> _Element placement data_
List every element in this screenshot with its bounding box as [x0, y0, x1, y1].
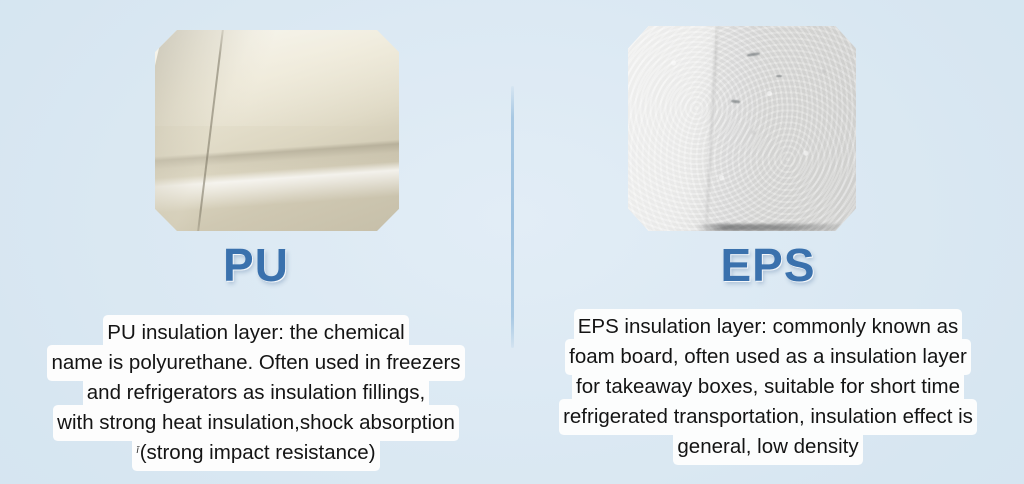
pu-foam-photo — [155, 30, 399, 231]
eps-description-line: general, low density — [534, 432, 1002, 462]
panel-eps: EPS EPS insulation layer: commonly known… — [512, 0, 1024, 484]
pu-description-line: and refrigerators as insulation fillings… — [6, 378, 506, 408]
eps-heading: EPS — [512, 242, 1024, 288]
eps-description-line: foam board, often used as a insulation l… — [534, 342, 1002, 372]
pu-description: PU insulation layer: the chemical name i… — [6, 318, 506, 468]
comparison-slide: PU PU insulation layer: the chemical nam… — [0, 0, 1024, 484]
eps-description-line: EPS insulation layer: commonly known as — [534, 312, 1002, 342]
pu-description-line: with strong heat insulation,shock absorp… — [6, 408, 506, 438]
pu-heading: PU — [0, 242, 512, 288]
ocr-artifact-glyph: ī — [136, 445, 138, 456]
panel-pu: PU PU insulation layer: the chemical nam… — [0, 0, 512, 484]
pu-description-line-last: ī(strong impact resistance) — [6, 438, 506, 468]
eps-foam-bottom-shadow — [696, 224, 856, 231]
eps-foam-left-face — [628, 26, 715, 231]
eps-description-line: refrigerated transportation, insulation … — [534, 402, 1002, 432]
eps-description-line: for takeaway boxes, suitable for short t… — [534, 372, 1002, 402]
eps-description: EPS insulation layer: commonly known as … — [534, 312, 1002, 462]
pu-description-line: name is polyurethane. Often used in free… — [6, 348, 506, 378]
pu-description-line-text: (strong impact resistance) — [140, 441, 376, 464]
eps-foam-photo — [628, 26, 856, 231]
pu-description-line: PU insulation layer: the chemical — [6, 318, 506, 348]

...

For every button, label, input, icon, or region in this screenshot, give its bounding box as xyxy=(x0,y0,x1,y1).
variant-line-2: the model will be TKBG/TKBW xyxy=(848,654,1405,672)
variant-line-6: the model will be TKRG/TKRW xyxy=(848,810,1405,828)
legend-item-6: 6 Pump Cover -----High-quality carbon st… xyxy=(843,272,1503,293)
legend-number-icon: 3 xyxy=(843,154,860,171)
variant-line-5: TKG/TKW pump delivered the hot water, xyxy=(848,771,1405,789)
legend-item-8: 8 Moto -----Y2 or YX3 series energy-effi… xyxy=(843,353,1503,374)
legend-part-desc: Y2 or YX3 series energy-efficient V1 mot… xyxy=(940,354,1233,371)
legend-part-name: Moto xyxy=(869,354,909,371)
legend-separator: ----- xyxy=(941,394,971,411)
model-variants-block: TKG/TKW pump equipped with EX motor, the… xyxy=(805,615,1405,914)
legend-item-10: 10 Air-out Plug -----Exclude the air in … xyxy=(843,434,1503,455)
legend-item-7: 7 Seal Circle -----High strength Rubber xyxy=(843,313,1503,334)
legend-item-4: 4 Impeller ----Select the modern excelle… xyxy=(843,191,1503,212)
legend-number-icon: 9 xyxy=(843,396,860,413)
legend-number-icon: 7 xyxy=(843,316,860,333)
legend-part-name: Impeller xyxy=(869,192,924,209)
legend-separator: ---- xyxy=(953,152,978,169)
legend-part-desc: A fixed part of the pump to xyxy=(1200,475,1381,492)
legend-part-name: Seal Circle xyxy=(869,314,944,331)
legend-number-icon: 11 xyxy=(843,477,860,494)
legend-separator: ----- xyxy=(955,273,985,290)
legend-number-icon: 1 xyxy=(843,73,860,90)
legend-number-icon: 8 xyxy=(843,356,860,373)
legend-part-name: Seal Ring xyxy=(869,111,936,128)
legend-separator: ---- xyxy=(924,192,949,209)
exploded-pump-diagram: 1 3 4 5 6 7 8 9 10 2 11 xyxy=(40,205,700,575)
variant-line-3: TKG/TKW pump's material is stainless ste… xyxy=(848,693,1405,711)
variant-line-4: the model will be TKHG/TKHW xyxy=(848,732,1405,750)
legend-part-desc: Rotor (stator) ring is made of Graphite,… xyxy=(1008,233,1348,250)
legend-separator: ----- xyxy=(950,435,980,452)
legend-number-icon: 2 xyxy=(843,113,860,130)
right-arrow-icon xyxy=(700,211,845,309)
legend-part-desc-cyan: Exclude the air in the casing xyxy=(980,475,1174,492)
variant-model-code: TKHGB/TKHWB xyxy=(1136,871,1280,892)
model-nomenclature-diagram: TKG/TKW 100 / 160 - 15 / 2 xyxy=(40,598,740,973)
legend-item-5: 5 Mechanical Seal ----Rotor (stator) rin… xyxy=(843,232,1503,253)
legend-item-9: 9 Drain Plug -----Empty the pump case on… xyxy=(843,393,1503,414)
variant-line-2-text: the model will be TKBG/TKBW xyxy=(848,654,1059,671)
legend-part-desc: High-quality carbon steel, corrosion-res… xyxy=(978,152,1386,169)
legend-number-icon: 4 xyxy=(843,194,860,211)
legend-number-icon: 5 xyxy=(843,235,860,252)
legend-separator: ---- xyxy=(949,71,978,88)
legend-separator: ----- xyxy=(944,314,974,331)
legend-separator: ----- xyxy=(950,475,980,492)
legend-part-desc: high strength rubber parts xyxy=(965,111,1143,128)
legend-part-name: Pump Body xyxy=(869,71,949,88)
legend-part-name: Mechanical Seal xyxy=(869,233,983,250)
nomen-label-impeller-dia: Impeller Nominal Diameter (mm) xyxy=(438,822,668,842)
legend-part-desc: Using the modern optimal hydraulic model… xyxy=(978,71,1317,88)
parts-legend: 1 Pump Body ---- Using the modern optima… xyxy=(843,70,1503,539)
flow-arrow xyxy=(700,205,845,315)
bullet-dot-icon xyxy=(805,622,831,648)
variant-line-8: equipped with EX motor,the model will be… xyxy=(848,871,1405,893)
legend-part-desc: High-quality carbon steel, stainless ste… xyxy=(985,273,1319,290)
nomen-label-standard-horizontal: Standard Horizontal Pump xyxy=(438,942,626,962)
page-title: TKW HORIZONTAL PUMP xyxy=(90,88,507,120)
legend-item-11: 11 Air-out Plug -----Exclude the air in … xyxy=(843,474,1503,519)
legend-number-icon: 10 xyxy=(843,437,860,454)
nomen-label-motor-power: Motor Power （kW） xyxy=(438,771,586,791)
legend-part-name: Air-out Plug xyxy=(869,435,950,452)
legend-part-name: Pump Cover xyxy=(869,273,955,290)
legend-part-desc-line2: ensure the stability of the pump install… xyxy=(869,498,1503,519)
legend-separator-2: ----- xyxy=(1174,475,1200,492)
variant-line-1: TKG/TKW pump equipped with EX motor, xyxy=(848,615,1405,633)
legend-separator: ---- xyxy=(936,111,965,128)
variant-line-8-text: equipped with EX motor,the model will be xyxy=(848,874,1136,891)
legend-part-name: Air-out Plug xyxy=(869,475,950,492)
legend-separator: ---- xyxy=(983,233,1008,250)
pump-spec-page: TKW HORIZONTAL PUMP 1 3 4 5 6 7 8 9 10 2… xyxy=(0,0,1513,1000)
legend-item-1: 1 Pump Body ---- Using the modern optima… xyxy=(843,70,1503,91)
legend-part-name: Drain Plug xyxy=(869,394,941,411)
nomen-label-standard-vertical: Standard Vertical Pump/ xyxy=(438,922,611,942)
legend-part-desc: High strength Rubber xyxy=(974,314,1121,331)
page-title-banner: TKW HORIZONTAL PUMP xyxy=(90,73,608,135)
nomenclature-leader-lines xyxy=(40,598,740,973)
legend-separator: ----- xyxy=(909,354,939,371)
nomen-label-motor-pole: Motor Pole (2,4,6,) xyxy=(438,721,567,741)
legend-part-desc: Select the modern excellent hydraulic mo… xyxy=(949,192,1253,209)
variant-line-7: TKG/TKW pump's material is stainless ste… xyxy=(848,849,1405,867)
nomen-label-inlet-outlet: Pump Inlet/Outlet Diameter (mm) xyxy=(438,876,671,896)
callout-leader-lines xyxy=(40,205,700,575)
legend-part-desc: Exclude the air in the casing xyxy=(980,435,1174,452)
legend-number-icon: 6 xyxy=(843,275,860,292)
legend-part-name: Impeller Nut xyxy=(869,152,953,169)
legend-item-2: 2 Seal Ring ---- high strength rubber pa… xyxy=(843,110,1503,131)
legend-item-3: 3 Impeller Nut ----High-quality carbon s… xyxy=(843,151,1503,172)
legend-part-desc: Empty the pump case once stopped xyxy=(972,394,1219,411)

==

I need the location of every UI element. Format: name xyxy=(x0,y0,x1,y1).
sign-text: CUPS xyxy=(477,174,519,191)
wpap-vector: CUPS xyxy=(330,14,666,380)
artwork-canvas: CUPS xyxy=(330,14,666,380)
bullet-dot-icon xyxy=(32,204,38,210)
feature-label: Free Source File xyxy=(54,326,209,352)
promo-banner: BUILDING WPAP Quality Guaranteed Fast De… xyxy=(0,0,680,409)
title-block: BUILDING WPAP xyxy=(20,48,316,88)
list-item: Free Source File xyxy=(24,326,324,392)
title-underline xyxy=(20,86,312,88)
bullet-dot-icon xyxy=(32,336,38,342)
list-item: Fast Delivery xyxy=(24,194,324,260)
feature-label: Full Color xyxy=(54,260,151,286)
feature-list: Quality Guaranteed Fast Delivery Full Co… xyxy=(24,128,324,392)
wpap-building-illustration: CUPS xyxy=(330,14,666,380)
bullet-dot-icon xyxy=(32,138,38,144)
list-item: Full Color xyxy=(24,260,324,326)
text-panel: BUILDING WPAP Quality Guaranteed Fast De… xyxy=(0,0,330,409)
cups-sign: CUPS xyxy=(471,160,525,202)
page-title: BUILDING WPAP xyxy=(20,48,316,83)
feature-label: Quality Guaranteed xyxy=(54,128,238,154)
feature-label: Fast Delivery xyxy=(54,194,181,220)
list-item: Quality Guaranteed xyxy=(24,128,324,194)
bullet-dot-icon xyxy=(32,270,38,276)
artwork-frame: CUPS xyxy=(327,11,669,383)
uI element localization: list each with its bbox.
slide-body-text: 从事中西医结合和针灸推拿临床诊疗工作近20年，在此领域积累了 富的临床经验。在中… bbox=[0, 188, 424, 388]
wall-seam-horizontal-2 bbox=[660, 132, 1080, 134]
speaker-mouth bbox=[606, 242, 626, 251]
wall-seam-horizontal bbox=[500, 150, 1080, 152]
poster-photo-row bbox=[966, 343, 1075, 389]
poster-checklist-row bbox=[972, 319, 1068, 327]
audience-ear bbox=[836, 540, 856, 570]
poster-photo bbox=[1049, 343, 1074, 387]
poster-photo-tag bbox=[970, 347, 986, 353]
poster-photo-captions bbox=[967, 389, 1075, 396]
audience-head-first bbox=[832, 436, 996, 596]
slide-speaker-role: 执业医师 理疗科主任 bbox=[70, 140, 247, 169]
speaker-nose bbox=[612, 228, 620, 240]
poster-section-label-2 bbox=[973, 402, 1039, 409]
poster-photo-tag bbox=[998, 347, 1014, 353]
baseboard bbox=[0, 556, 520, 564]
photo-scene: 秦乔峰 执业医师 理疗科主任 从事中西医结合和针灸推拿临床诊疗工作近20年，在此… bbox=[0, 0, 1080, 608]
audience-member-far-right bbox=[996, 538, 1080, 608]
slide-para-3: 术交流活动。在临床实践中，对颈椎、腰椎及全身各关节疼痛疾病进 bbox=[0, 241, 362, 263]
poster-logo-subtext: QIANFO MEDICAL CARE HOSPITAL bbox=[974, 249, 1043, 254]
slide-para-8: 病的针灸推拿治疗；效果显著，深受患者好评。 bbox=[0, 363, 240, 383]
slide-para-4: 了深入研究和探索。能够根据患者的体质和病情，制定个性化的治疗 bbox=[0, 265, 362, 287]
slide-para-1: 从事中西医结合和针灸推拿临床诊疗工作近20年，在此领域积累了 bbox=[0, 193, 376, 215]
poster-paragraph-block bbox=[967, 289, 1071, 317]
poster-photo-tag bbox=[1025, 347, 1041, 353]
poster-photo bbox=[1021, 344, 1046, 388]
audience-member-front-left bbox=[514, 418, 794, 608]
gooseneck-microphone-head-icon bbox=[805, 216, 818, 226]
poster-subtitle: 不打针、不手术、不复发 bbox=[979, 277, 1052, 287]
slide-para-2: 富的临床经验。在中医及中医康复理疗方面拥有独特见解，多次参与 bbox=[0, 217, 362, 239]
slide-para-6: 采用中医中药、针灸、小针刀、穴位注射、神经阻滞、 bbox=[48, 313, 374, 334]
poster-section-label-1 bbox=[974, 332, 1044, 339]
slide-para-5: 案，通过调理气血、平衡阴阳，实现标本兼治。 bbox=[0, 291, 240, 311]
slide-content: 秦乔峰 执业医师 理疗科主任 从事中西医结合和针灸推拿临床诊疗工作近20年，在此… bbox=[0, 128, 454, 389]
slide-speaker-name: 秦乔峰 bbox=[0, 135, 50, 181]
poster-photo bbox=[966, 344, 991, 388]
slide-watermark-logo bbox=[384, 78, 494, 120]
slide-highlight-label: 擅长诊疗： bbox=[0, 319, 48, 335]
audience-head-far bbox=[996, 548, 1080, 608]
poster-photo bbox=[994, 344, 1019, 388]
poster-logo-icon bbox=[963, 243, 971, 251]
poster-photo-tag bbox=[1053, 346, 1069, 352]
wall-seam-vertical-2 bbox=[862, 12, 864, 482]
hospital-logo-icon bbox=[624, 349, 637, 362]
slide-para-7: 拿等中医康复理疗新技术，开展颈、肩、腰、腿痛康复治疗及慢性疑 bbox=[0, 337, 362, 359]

> _Your task_
Put the lines of the listing into a JSON list of strings, one string per line, skipping any blank lines. Begin with the line that contains "pu-foam-photo — [155, 30, 399, 231]" and continue through the line that contains "eps-heading: EPS — [512, 242, 1024, 288]", including both.

> _The solution_
[
  "pu-foam-photo — [155, 30, 399, 231]",
  "eps-description-line: general, low density — [534, 432, 1002, 462]",
  "panel-eps: EPS EPS insulation layer: commonly known… — [512, 0, 1024, 484]",
  "pu-description-line: and refrigerators as insulation fillings… — [6, 378, 506, 408]",
  "eps-heading: EPS — [512, 242, 1024, 288]"
]